What is expected
Reproduce all entries word for word.

— start Available records —

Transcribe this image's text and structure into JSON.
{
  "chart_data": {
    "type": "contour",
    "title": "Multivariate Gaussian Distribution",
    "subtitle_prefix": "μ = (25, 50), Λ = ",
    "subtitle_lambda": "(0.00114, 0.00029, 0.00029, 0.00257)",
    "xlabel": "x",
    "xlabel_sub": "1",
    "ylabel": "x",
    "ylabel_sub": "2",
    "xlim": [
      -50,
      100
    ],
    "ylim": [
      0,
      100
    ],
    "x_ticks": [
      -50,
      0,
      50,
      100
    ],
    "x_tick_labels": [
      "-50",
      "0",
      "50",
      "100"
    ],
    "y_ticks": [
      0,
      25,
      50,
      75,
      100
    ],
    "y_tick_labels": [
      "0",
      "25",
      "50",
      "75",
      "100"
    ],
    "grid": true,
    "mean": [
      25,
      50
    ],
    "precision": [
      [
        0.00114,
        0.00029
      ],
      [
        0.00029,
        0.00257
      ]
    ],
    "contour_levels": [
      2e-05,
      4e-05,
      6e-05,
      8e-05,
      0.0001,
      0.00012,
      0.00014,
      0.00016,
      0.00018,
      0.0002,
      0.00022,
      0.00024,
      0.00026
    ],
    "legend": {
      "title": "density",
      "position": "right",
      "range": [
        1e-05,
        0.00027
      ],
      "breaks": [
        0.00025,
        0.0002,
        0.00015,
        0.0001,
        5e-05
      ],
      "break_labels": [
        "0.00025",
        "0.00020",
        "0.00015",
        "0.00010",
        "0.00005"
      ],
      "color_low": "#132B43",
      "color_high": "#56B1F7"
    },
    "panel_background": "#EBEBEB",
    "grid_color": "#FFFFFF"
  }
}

— end Available records —

Solution for this task
Transcribe this image's text and structure into JSON.
{
  "chart_data": {
    "type": "contour",
    "title": "Multivariate Gaussian Distribution",
    "subtitle_prefix": "μ = (25, 50), Λ = ",
    "subtitle_lambda": "(0.00114, 0.00029, 0.00029, 0.00257)",
    "xlabel": "x",
    "xlabel_sub": "1",
    "ylabel": "x",
    "ylabel_sub": "2",
    "xlim": [
      -50,
      100
    ],
    "ylim": [
      0,
      100
    ],
    "x_ticks": [
      -50,
      0,
      50,
      100
    ],
    "x_tick_labels": [
      "-50",
      "0",
      "50",
      "100"
    ],
    "y_ticks": [
      0,
      25,
      50,
      75,
      100
    ],
    "y_tick_labels": [
      "0",
      "25",
      "50",
      "75",
      "100"
    ],
    "grid": true,
    "mean": [
      25,
      50
    ],
    "precision": [
      [
        0.00114,
        0.00029
      ],
      [
        0.00029,
        0.00257
      ]
    ],
    "contour_levels": [
      2e-05,
      4e-05,
      6e-05,
      8e-05,
      0.0001,
      0.00012,
      0.00014,
      0.00016,
      0.00018,
      0.0002,
      0.00022,
      0.00024,
      0.00026
    ],
    "legend": {
      "title": "density",
      "position": "right",
      "range": [
        1e-05,
        0.00027
      ],
      "breaks": [
        0.00025,
        0.0002,
        0.00015,
        0.0001,
        5e-05
      ],
      "break_labels": [
        "0.00025",
        "0.00020",
        "0.00015",
        "0.00010",
        "0.00005"
      ],
      "color_low": "#132B43",
      "color_high": "#56B1F7"
    },
    "panel_background": "#EBEBEB",
    "grid_color": "#FFFFFF"
  }
}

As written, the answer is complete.